THE EXERCISE: Only the pictures are left out: repeat the rest of the entries exactly.

>> Start TASK DATA

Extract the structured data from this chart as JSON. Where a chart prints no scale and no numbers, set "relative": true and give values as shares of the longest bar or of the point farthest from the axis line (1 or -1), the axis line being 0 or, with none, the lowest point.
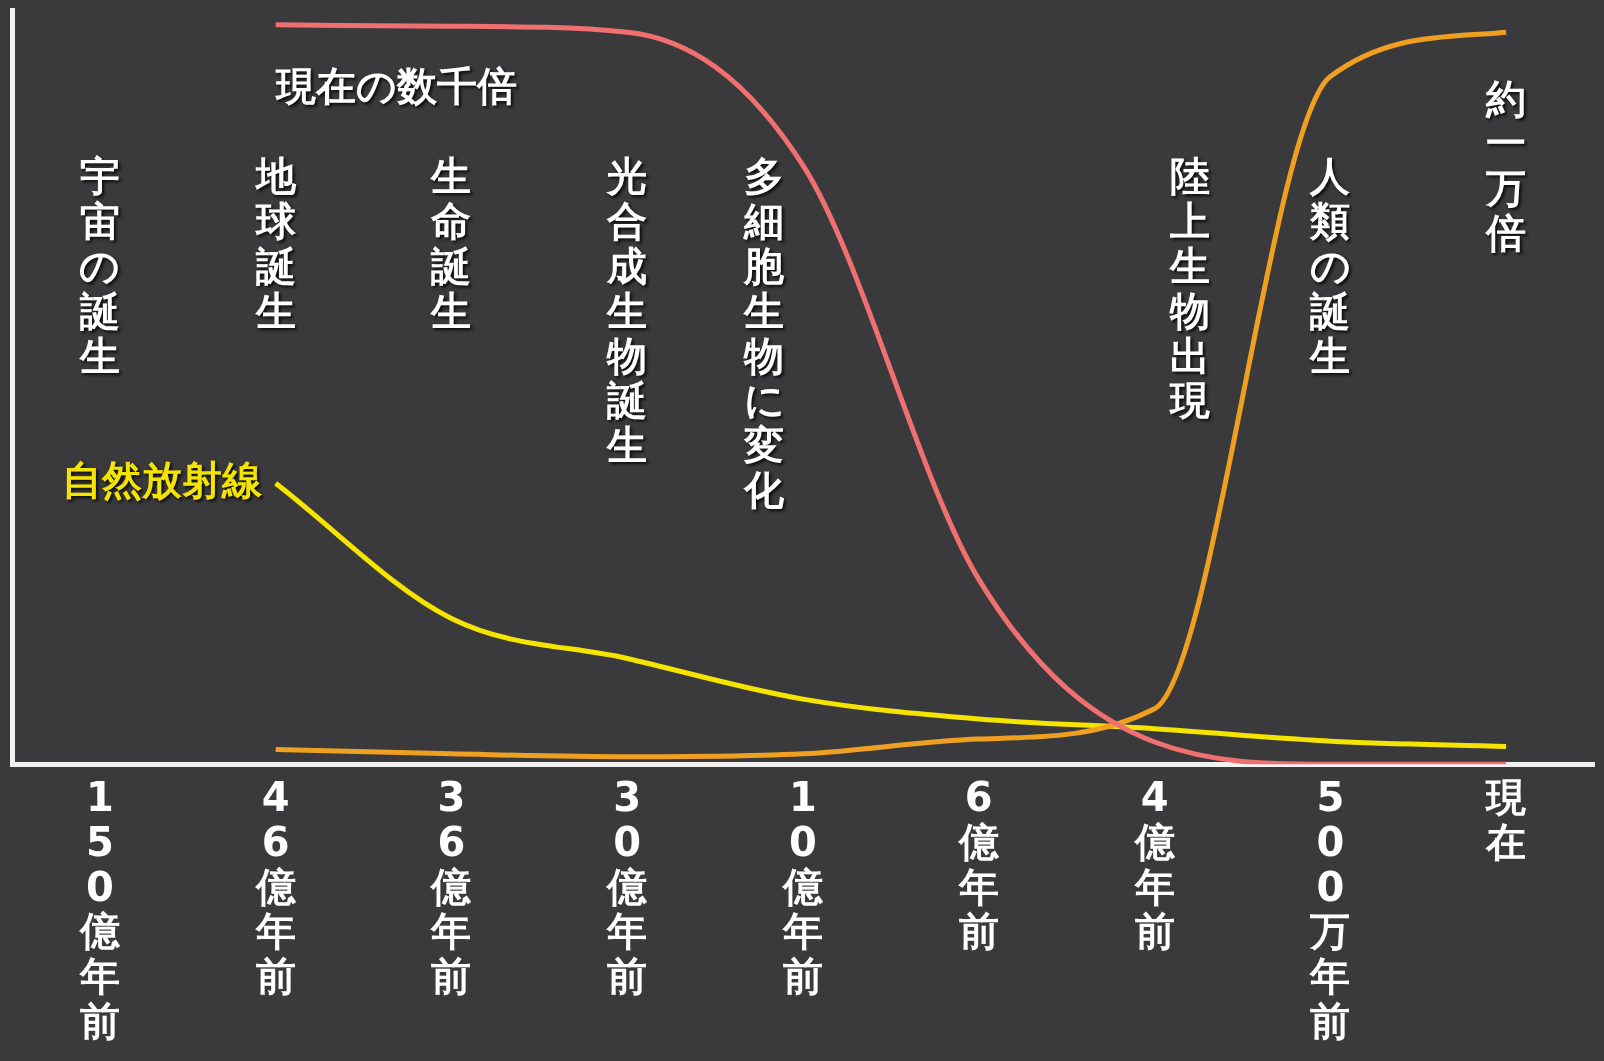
{
  "chart_data": {
    "type": "line",
    "relative": true,
    "categories": [
      "150億年前",
      "46億年前",
      "36億年前",
      "30億年前",
      "10億年前",
      "6億年前",
      "4億年前",
      "500万年前",
      "現在"
    ],
    "series": [
      {
        "color": "#f07070",
        "values": [
          null,
          1,
          0.998,
          0.99,
          0.81,
          0.25,
          0.03,
          0,
          0
        ]
      },
      {
        "color": "#f0a020",
        "values": [
          null,
          0.02,
          0.014,
          0.01,
          0.014,
          0.034,
          0.075,
          0.93,
          0.99
        ]
      },
      {
        "name": "自然放射線",
        "color": "#f5e400",
        "values": [
          null,
          0.38,
          0.197,
          0.143,
          0.088,
          0.061,
          0.048,
          0.031,
          0.024
        ]
      }
    ],
    "annotations": [
      "宇宙の誕生",
      "地球誕生",
      "生命誕生",
      "光合成生物誕生",
      "多細胞生物に変化",
      "陸上生物出現",
      "人類の誕生",
      {
        "text": "現在の数千倍",
        "x": "46億年前",
        "y": 1
      },
      {
        "text": "約一万倍",
        "x": "現在",
        "y": 0.99
      }
    ],
    "grid": false,
    "legend": false
  }
}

>> End TASK DATA

SOLUTION FOR THIS PROBLEM:
Extract the structured data from this chart as JSON. Where a chart prints no scale and no numbers, set "relative": true and give values as shares of the longest bar or of the point farthest from the axis line (1 or -1), the axis line being 0 or, with none, the lowest point.
{
  "chart_data": {
    "type": "line",
    "relative": true,
    "categories": [
      "150億年前",
      "46億年前",
      "36億年前",
      "30億年前",
      "10億年前",
      "6億年前",
      "4億年前",
      "500万年前",
      "現在"
    ],
    "series": [
      {
        "color": "#f07070",
        "values": [
          null,
          1,
          0.998,
          0.99,
          0.81,
          0.25,
          0.03,
          0,
          0
        ]
      },
      {
        "color": "#f0a020",
        "values": [
          null,
          0.02,
          0.014,
          0.01,
          0.014,
          0.034,
          0.075,
          0.93,
          0.99
        ]
      },
      {
        "name": "自然放射線",
        "color": "#f5e400",
        "values": [
          null,
          0.38,
          0.197,
          0.143,
          0.088,
          0.061,
          0.048,
          0.031,
          0.024
        ]
      }
    ],
    "annotations": [
      "宇宙の誕生",
      "地球誕生",
      "生命誕生",
      "光合成生物誕生",
      "多細胞生物に変化",
      "陸上生物出現",
      "人類の誕生",
      {
        "text": "現在の数千倍",
        "x": "46億年前",
        "y": 1
      },
      {
        "text": "約一万倍",
        "x": "現在",
        "y": 0.99
      }
    ],
    "grid": false,
    "legend": false
  }
}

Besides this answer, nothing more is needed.